### The problem
Pictures do not belong in the copy; restate the records below word for word.

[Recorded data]
********
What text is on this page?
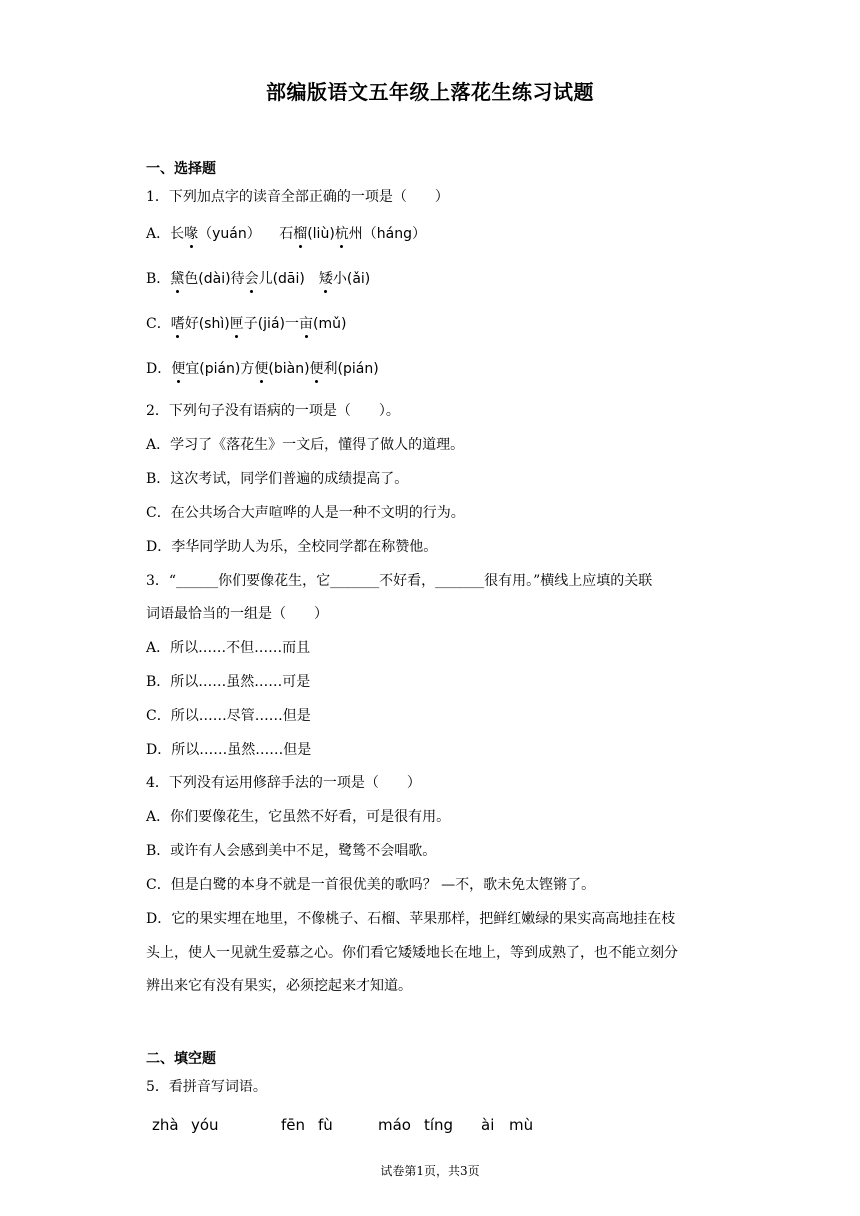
部编版语文五年级上落花生练习试题
一、选择题
1．下列加点字的读音全部正确的一项是（　　）
A．长喙（yuán）  石榴(liù)杭州（háng）
B．黛色(dài)待会儿(dāi)  矮小(ǎi)
C．嗜好(shì)匣子(jiá)一亩(mǔ)
D．便宜(pián)方便(biàn)便利(pián)
2．下列句子没有语病的一项是（　　）。
A．学习了《落花生》一文后，懂得了做人的道理。
B．这次考试，同学们普遍的成绩提高了。
C．在公共场合大声喧哗的人是一种不文明的行为。
D．李华同学助人为乐，全校同学都在称赞他。
3．“______你们要像花生，它_______不好看，_______很有用。”横线上应填的关联
词语最恰当的一组是（　　）
A．所以……不但……而且
B．所以……虽然……可是
C．所以……尽管……但是
D．所以……虽然……但是
4．下列没有运用修辞手法的一项是（　　）
A．你们要像花生，它虽然不好看，可是很有用。
B．或许有人会感到美中不足，鹭鸶不会唱歌。
C．但是白鹭的本身不就是一首很优美的歌吗？ —不，歌未免太铿锵了。
D．它的果实埋在地里，不像桃子、石榴、苹果那样，把鲜红嫩绿的果实高高地挂在枝
头上，使人一见就生爱慕之心。你们看它矮矮地长在地上，等到成熟了，也不能立刻分
辨出来它有没有果实，必须挖起来才知道。
二、填空题
5．看拼音写词语。
zhà yóu	fēn fù	máo tíng ài mù
试卷第1页，共3页
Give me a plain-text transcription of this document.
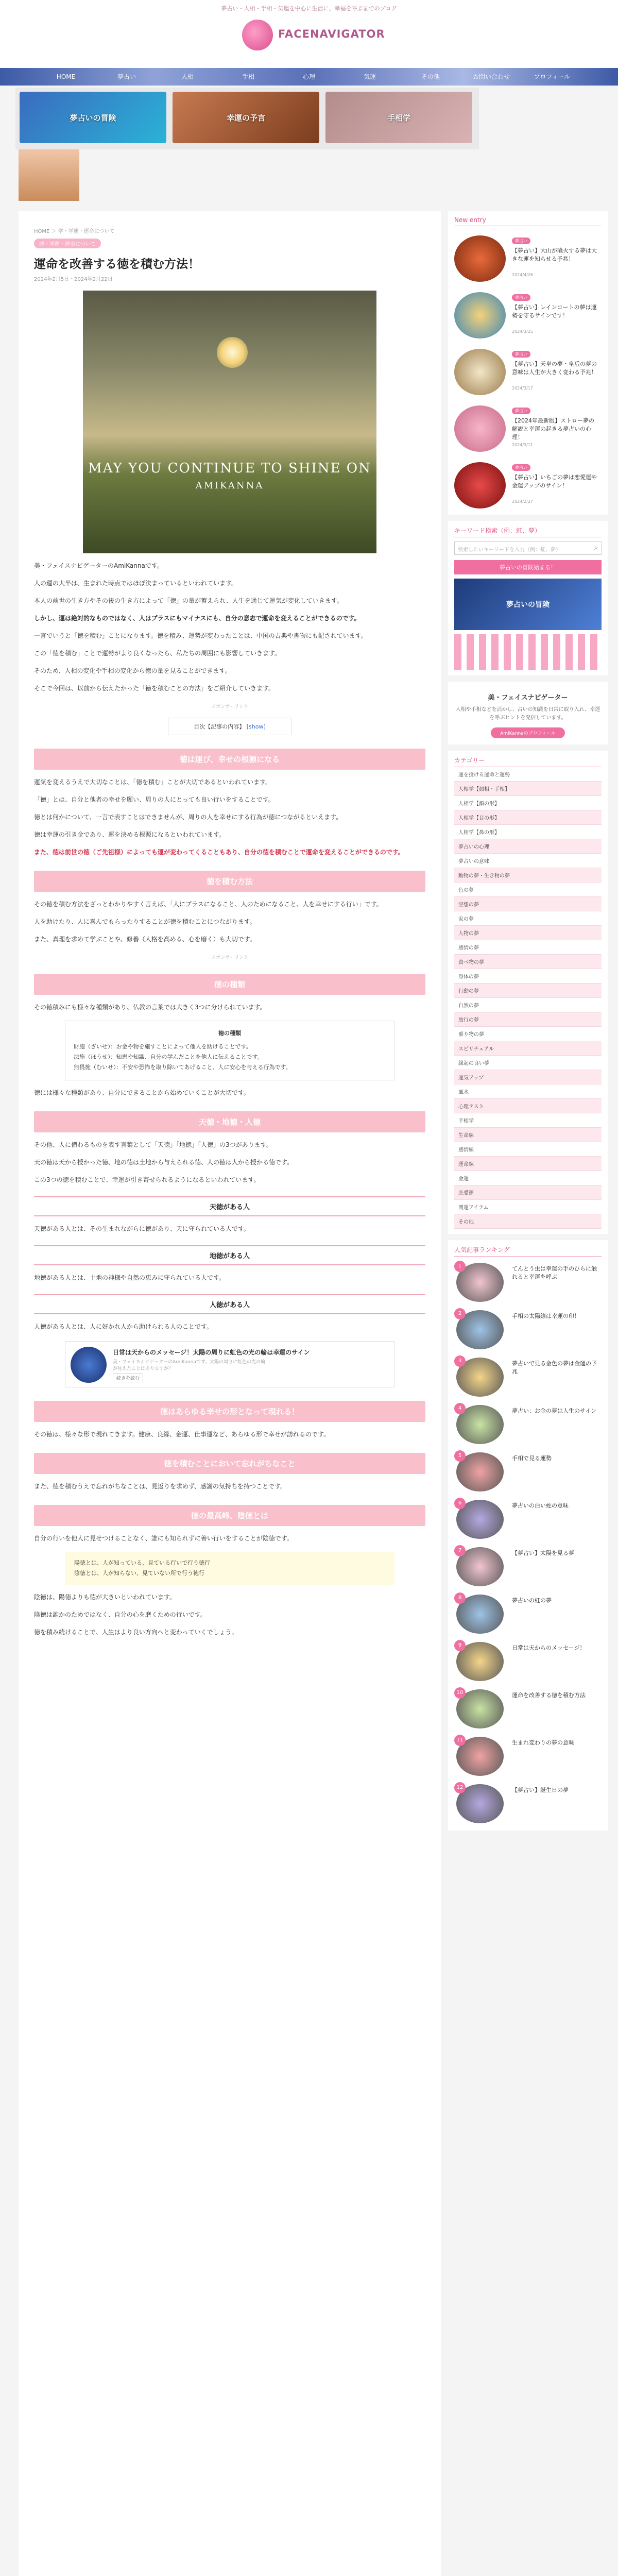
夢占い・人相・手相・気運を中心に生活に、幸福を呼ぶまでのブログ
FACENAVIGATOR
HOME	夢占い	人相	手相	心理	気運	その他	お問い合わせ	プロフィール
夢占いの冒険	幸運の予言	手相学
HOME ＞ 学・学運・運命について
運・学運・運命について
運命を改善する徳を積む方法！
2024年2月5日・2024年2月22日
MAY YOU CONTINUE TO SHINE ON
AMIKANNA
美・フェイスナビゲーターのAmiKannaです。
人の運の大半は、生まれた時点ではほぼ決まっているといわれています。
本人の前世の生き方やその後の生き方によって「徳」の量が蓄えられ、人生を通じて運気が変化していきます。
しかし、運は絶対的なものではなく、人はプラスにもマイナスにも、自分の意志で運命を変えることができるのです。
一言でいうと「徳を積む」ことになります。徳を積み、運勢が変わったことは、中国の古典や書物にも記されています。
この「徳を積む」ことで運勢がより良くなったら、私たちの周囲にも影響していきます。
そのため、人相の変化や手相の変化から徳の量を見ることができます。
そこで今回は、以前から伝えたかった「徳を積むことの方法」をご紹介していきます。
スポンサーリンク
目次【記事の内容】 [show]
徳は運び、幸せの根源になる
運気を変えるうえで大切なことは、「徳を積む」ことが大切であるといわれています。
「徳」とは、自分と他者の幸せを願い、周りの人にとっても良い行いをすることです。
徳とは何かについて、一言で表すことはできませんが、周りの人を幸せにする行為が徳につながるといえます。
徳は幸運の引き金であり、運を決める根源になるといわれています。
また、徳は前世の徳（ご先祖様）によっても運が変わってくることもあり、自分の徳を積むことで運命を変えることができるのです。
徳を積む方法
その徳を積む方法をざっとわかりやすく言えば、「人にプラスになること、人のためになること、人を幸せにする行い」です。
人を助けたり、人に喜んでもらったりすることが徳を積むことにつながります。
また、真理を求めて学ぶことや、修養（人格を高める、心を磨く）も大切です。
スポンサーリンク
徳の種類
その徳積みにも様々な種類があり、仏教の言葉では大きく3つに分けられています。
徳の種類
財施（ざいせ）：お金や物を施すことによって他人を助けることです。
法施（ほうせ）：知恵や知識、自分の学んだことを他人に伝えることです。
無畏施（むいせ）：不安や恐怖を取り除いてあげること、人に安心を与える行為です。
徳には様々な種類があり、自分にできることから始めていくことが大切です。
天徳・地徳・人徳
その他、人に備わるものを表す言葉として「天徳」「地徳」「人徳」の3つがあります。
天の徳は天から授かった徳、地の徳は土地から与えられる徳、人の徳は人から授かる徳です。
この3つの徳を積むことで、幸運が引き寄せられるようになるといわれています。
天徳がある人
天徳がある人とは、その生まれながらに徳があり、天に守られている人です。
地徳がある人
地徳がある人とは、土地の神様や自然の恵みに守られている人です。
人徳がある人
人徳がある人とは、人に好かれ人から助けられる人のことです。
日常は天からのメッセージ！太陽の周りに虹色の光の輪は幸運のサイン
美・フェイスナビゲーターのAmiKannaです。太陽の周りに虹色の光の輪が見えたことはありますか？
続きを読む
徳はあらゆる幸せの形となって現れる！
その徳は、様々な形で現れてきます。健康、良縁、金運、仕事運など、あらゆる形で幸せが訪れるのです。
徳を積むことにおいて忘れがちなこと
また、徳を積むうえで忘れがちなことは、見返りを求めず、感謝の気持ちを持つことです。
徳の最高峰、陰徳とは
自分の行いを他人に見せつけることなく、誰にも知られずに善い行いをすることが陰徳です。
陽徳とは、人が知っている、見ている行いで行う徳行
陰徳とは、人が知らない、見ていない所で行う徳行
陰徳は、陽徳よりも徳が大きいといわれています。
陰徳は誰かのためではなく、自分の心を磨くための行いです。
徳を積み続けることで、人生はより良い方向へと変わっていくでしょう。
New entry
夢占い
【夢占い】大山が噴火する夢は大きな運を知らせる予兆！
2024/4/26
夢占い
【夢占い】レインコートの夢は運勢を守るサインです！
2024/3/25
夢占い
【夢占い】天皇の夢・皇后の夢の意味は人生が大きく変わる予兆！
2024/3/17
夢占い
【2024年最新版】ストロー夢の解説と幸運の起きる夢占いの心理！
2024/3/11
夢占い
【夢占い】いちごの夢は恋愛運や金運アップのサイン！
2024/2/27
キーワード検索（例：虹、夢）
検索したいキーワードを入力（例：虹、夢）	⌕
夢占いの冒険始まる！
夢占いの冒険
美・フェイスナビゲーター
人相や手相などを活かし、占いの知識を日常に取り入れ、幸運を呼ぶヒントを発信しています。
AmiKannaのプロフィール
カテゴリー
運を授ける運命と運勢
人相学【顔相・手相】
人相学【顔の形】
人相学【目の形】
人相学【鼻の形】
夢占いの心理
夢占いの意味
動物の夢・生き物の夢
色の夢
空想の夢
家の夢
人物の夢
感情の夢
食べ物の夢
身体の夢
行動の夢
自然の夢
旅行の夢
乗り物の夢
スピリチュアル
縁起の良い夢
運気アップ
風水
心理テスト
手相学
生命線
感情線
運命線
金運
恋愛運
開運アイテム
その他
人気記事ランキング
1	てんとう虫は幸運の手のひらに触れると幸運を呼ぶ
2	手相の太陽線は幸運の印！
3	夢占いで見る金色の夢は金運の予兆
4	夢占い：お金の夢は人生のサイン
5	手相で見る運勢
6	夢占いの白い蛇の意味
7	【夢占い】太陽を見る夢
8	夢占いの虹の夢
9	日常は天からのメッセージ！
10	運命を改善する徳を積む方法
11	生まれ変わりの夢の意味
12	【夢占い】誕生日の夢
********
### Reply to the exercise
What text is on this page?
部编版语文五年级上落花生练习试题
一、选择题
1．下列加点字的读音全部正确的一项是（　　）
A．长喙（yuán）  石榴(liù)杭州（háng）
B．黛色(dài)待会儿(dāi)  矮小(ǎi)
C．嗜好(shì)匣子(jiá)一亩(mǔ)
D．便宜(pián)方便(biàn)便利(pián)
2．下列句子没有语病的一项是（　　）。
A．学习了《落花生》一文后，懂得了做人的道理。
B．这次考试，同学们普遍的成绩提高了。
C．在公共场合大声喧哗的人是一种不文明的行为。
D．李华同学助人为乐，全校同学都在称赞他。
3．“______你们要像花生，它_______不好看，_______很有用。”横线上应填的关联
词语最恰当的一组是（　　）
A．所以……不但……而且
B．所以……虽然……可是
C．所以……尽管……但是
D．所以……虽然……但是
4．下列没有运用修辞手法的一项是（　　）
A．你们要像花生，它虽然不好看，可是很有用。
B．或许有人会感到美中不足，鹭鸶不会唱歌。
C．但是白鹭的本身不就是一首很优美的歌吗？ —不，歌未免太铿锵了。
D．它的果实埋在地里，不像桃子、石榴、苹果那样，把鲜红嫩绿的果实高高地挂在枝
头上，使人一见就生爱慕之心。你们看它矮矮地长在地上，等到成熟了，也不能立刻分
辨出来它有没有果实，必须挖起来才知道。
二、填空题
5．看拼音写词语。
zhà yóu	fēn fù	máo tíng ài mù
试卷第1页，共3页
Give me a plain-text transcription of this document.
夢占い・人相・手相・気運を中心に生活に、幸福を呼ぶまでのブログ
FACENAVIGATOR
HOME	夢占い	人相	手相	心理	気運	その他	お問い合わせ	プロフィール
夢占いの冒険	幸運の予言	手相学
HOME ＞ 学・学運・運命について
運・学運・運命について
運命を改善する徳を積む方法！
2024年2月5日・2024年2月22日
MAY YOU CONTINUE TO SHINE ON
AMIKANNA
美・フェイスナビゲーターのAmiKannaです。
人の運の大半は、生まれた時点ではほぼ決まっているといわれています。
本人の前世の生き方やその後の生き方によって「徳」の量が蓄えられ、人生を通じて運気が変化していきます。
しかし、運は絶対的なものではなく、人はプラスにもマイナスにも、自分の意志で運命を変えることができるのです。
一言でいうと「徳を積む」ことになります。徳を積み、運勢が変わったことは、中国の古典や書物にも記されています。
この「徳を積む」ことで運勢がより良くなったら、私たちの周囲にも影響していきます。
そのため、人相の変化や手相の変化から徳の量を見ることができます。
そこで今回は、以前から伝えたかった「徳を積むことの方法」をご紹介していきます。
スポンサーリンク
目次【記事の内容】 [show]
徳は運び、幸せの根源になる
運気を変えるうえで大切なことは、「徳を積む」ことが大切であるといわれています。
「徳」とは、自分と他者の幸せを願い、周りの人にとっても良い行いをすることです。
徳とは何かについて、一言で表すことはできませんが、周りの人を幸せにする行為が徳につながるといえます。
徳は幸運の引き金であり、運を決める根源になるといわれています。
また、徳は前世の徳（ご先祖様）によっても運が変わってくることもあり、自分の徳を積むことで運命を変えることができるのです。
徳を積む方法
その徳を積む方法をざっとわかりやすく言えば、「人にプラスになること、人のためになること、人を幸せにする行い」です。
人を助けたり、人に喜んでもらったりすることが徳を積むことにつながります。
また、真理を求めて学ぶことや、修養（人格を高める、心を磨く）も大切です。
スポンサーリンク
徳の種類
その徳積みにも様々な種類があり、仏教の言葉では大きく3つに分けられています。
徳の種類
財施（ざいせ）：お金や物を施すことによって他人を助けることです。
法施（ほうせ）：知恵や知識、自分の学んだことを他人に伝えることです。
無畏施（むいせ）：不安や恐怖を取り除いてあげること、人に安心を与える行為です。
徳には様々な種類があり、自分にできることから始めていくことが大切です。
天徳・地徳・人徳
その他、人に備わるものを表す言葉として「天徳」「地徳」「人徳」の3つがあります。
天の徳は天から授かった徳、地の徳は土地から与えられる徳、人の徳は人から授かる徳です。
この3つの徳を積むことで、幸運が引き寄せられるようになるといわれています。
天徳がある人
天徳がある人とは、その生まれながらに徳があり、天に守られている人です。
地徳がある人
地徳がある人とは、土地の神様や自然の恵みに守られている人です。
人徳がある人
人徳がある人とは、人に好かれ人から助けられる人のことです。
日常は天からのメッセージ！太陽の周りに虹色の光の輪は幸運のサイン
美・フェイスナビゲーターのAmiKannaです。太陽の周りに虹色の光の輪が見えたことはありますか？
続きを読む
徳はあらゆる幸せの形となって現れる！
その徳は、様々な形で現れてきます。健康、良縁、金運、仕事運など、あらゆる形で幸せが訪れるのです。
徳を積むことにおいて忘れがちなこと
また、徳を積むうえで忘れがちなことは、見返りを求めず、感謝の気持ちを持つことです。
徳の最高峰、陰徳とは
自分の行いを他人に見せつけることなく、誰にも知られずに善い行いをすることが陰徳です。
陽徳とは、人が知っている、見ている行いで行う徳行
陰徳とは、人が知らない、見ていない所で行う徳行
陰徳は、陽徳よりも徳が大きいといわれています。
陰徳は誰かのためではなく、自分の心を磨くための行いです。
徳を積み続けることで、人生はより良い方向へと変わっていくでしょう。
New entry
夢占い
【夢占い】大山が噴火する夢は大きな運を知らせる予兆！
2024/4/26
夢占い
【夢占い】レインコートの夢は運勢を守るサインです！
2024/3/25
夢占い
【夢占い】天皇の夢・皇后の夢の意味は人生が大きく変わる予兆！
2024/3/17
夢占い
【2024年最新版】ストロー夢の解説と幸運の起きる夢占いの心理！
2024/3/11
夢占い
【夢占い】いちごの夢は恋愛運や金運アップのサイン！
2024/2/27
キーワード検索（例：虹、夢）
検索したいキーワードを入力（例：虹、夢）	⌕
夢占いの冒険始まる！
夢占いの冒険
美・フェイスナビゲーター
人相や手相などを活かし、占いの知識を日常に取り入れ、幸運を呼ぶヒントを発信しています。
AmiKannaのプロフィール
カテゴリー
運を授ける運命と運勢
人相学【顔相・手相】
人相学【顔の形】
人相学【目の形】
人相学【鼻の形】
夢占いの心理
夢占いの意味
動物の夢・生き物の夢
色の夢
空想の夢
家の夢
人物の夢
感情の夢
食べ物の夢
身体の夢
行動の夢
自然の夢
旅行の夢
乗り物の夢
スピリチュアル
縁起の良い夢
運気アップ
風水
心理テスト
手相学
生命線
感情線
運命線
金運
恋愛運
開運アイテム
その他
人気記事ランキング
1	てんとう虫は幸運の手のひらに触れると幸運を呼ぶ
2	手相の太陽線は幸運の印！
3	夢占いで見る金色の夢は金運の予兆
4	夢占い：お金の夢は人生のサイン
5	手相で見る運勢
6	夢占いの白い蛇の意味
7	【夢占い】太陽を見る夢
8	夢占いの虹の夢
9	日常は天からのメッセージ！
10	運命を改善する徳を積む方法
11	生まれ変わりの夢の意味
12	【夢占い】誕生日の夢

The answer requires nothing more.